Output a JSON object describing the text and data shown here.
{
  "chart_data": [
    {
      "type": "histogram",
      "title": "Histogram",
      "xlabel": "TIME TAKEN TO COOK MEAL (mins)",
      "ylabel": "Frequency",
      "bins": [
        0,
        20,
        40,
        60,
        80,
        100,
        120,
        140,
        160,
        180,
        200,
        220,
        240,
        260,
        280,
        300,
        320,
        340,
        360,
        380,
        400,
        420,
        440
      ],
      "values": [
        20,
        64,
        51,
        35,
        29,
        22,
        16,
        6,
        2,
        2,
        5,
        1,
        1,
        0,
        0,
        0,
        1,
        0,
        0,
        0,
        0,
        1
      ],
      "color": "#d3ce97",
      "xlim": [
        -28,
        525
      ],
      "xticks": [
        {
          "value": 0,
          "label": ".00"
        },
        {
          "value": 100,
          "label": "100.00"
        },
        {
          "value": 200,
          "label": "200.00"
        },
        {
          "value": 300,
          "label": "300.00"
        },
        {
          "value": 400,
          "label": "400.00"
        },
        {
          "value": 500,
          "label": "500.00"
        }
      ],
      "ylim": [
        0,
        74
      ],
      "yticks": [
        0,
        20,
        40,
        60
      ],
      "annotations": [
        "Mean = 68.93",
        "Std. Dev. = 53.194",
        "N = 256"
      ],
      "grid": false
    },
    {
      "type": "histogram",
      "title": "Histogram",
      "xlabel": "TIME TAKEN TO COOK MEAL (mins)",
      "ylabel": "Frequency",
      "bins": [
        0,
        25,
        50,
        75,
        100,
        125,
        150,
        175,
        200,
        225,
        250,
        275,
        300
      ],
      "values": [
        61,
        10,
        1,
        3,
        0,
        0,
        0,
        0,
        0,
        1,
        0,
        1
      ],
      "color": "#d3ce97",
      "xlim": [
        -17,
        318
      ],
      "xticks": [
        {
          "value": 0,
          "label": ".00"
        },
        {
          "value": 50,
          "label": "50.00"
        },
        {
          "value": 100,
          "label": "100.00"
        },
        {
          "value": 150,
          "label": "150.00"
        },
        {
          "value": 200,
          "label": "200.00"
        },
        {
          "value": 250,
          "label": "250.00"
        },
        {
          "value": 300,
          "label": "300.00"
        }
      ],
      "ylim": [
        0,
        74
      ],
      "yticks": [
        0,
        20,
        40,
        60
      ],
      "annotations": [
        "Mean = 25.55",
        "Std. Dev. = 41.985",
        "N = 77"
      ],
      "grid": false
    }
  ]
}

# BRIEF
Please repeat the listing exactly, with nothing left out.

# EXERCISE OUTPUT
Output a JSON object describing the text and data shown here.
{
  "chart_data": [
    {
      "type": "histogram",
      "title": "Histogram",
      "xlabel": "TIME TAKEN TO COOK MEAL (mins)",
      "ylabel": "Frequency",
      "bins": [
        0,
        20,
        40,
        60,
        80,
        100,
        120,
        140,
        160,
        180,
        200,
        220,
        240,
        260,
        280,
        300,
        320,
        340,
        360,
        380,
        400,
        420,
        440
      ],
      "values": [
        20,
        64,
        51,
        35,
        29,
        22,
        16,
        6,
        2,
        2,
        5,
        1,
        1,
        0,
        0,
        0,
        1,
        0,
        0,
        0,
        0,
        1
      ],
      "color": "#d3ce97",
      "xlim": [
        -28,
        525
      ],
      "xticks": [
        {
          "value": 0,
          "label": ".00"
        },
        {
          "value": 100,
          "label": "100.00"
        },
        {
          "value": 200,
          "label": "200.00"
        },
        {
          "value": 300,
          "label": "300.00"
        },
        {
          "value": 400,
          "label": "400.00"
        },
        {
          "value": 500,
          "label": "500.00"
        }
      ],
      "ylim": [
        0,
        74
      ],
      "yticks": [
        0,
        20,
        40,
        60
      ],
      "annotations": [
        "Mean = 68.93",
        "Std. Dev. = 53.194",
        "N = 256"
      ],
      "grid": false
    },
    {
      "type": "histogram",
      "title": "Histogram",
      "xlabel": "TIME TAKEN TO COOK MEAL (mins)",
      "ylabel": "Frequency",
      "bins": [
        0,
        25,
        50,
        75,
        100,
        125,
        150,
        175,
        200,
        225,
        250,
        275,
        300
      ],
      "values": [
        61,
        10,
        1,
        3,
        0,
        0,
        0,
        0,
        0,
        1,
        0,
        1
      ],
      "color": "#d3ce97",
      "xlim": [
        -17,
        318
      ],
      "xticks": [
        {
          "value": 0,
          "label": ".00"
        },
        {
          "value": 50,
          "label": "50.00"
        },
        {
          "value": 100,
          "label": "100.00"
        },
        {
          "value": 150,
          "label": "150.00"
        },
        {
          "value": 200,
          "label": "200.00"
        },
        {
          "value": 250,
          "label": "250.00"
        },
        {
          "value": 300,
          "label": "300.00"
        }
      ],
      "ylim": [
        0,
        74
      ],
      "yticks": [
        0,
        20,
        40,
        60
      ],
      "annotations": [
        "Mean = 25.55",
        "Std. Dev. = 41.985",
        "N = 77"
      ],
      "grid": false
    }
  ]
}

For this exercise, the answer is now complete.